• [Problem to work on]:
Copy each line exactly. Leave nothing out.

····················

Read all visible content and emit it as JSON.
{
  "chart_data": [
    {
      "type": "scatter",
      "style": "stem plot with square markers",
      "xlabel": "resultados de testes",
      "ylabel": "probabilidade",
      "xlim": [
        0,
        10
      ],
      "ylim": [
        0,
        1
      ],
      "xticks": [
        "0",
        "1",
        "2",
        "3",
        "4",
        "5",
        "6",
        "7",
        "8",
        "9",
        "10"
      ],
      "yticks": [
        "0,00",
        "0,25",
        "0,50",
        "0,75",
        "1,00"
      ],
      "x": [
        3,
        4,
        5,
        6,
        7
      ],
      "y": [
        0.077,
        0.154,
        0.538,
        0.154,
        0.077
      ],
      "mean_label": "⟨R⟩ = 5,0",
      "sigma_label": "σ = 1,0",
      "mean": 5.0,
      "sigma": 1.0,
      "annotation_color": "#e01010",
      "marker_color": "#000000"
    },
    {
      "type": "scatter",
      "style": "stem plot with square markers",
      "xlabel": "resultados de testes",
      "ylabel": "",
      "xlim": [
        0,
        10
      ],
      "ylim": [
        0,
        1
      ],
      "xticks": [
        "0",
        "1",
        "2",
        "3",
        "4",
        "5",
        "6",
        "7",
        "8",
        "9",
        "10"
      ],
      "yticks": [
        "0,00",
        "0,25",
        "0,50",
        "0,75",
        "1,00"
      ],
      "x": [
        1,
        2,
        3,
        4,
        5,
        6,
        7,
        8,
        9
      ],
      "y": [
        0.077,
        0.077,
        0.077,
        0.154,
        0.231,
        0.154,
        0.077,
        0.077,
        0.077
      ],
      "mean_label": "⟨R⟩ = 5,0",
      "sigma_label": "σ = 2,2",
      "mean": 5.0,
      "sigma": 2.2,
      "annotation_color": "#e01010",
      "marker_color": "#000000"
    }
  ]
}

····················

• [Response to the exercise]:
Read all visible content and emit it as JSON.
{
  "chart_data": [
    {
      "type": "scatter",
      "style": "stem plot with square markers",
      "xlabel": "resultados de testes",
      "ylabel": "probabilidade",
      "xlim": [
        0,
        10
      ],
      "ylim": [
        0,
        1
      ],
      "xticks": [
        "0",
        "1",
        "2",
        "3",
        "4",
        "5",
        "6",
        "7",
        "8",
        "9",
        "10"
      ],
      "yticks": [
        "0,00",
        "0,25",
        "0,50",
        "0,75",
        "1,00"
      ],
      "x": [
        3,
        4,
        5,
        6,
        7
      ],
      "y": [
        0.077,
        0.154,
        0.538,
        0.154,
        0.077
      ],
      "mean_label": "⟨R⟩ = 5,0",
      "sigma_label": "σ = 1,0",
      "mean": 5.0,
      "sigma": 1.0,
      "annotation_color": "#e01010",
      "marker_color": "#000000"
    },
    {
      "type": "scatter",
      "style": "stem plot with square markers",
      "xlabel": "resultados de testes",
      "ylabel": "",
      "xlim": [
        0,
        10
      ],
      "ylim": [
        0,
        1
      ],
      "xticks": [
        "0",
        "1",
        "2",
        "3",
        "4",
        "5",
        "6",
        "7",
        "8",
        "9",
        "10"
      ],
      "yticks": [
        "0,00",
        "0,25",
        "0,50",
        "0,75",
        "1,00"
      ],
      "x": [
        1,
        2,
        3,
        4,
        5,
        6,
        7,
        8,
        9
      ],
      "y": [
        0.077,
        0.077,
        0.077,
        0.154,
        0.231,
        0.154,
        0.077,
        0.077,
        0.077
      ],
      "mean_label": "⟨R⟩ = 5,0",
      "sigma_label": "σ = 2,2",
      "mean": 5.0,
      "sigma": 2.2,
      "annotation_color": "#e01010",
      "marker_color": "#000000"
    }
  ]
}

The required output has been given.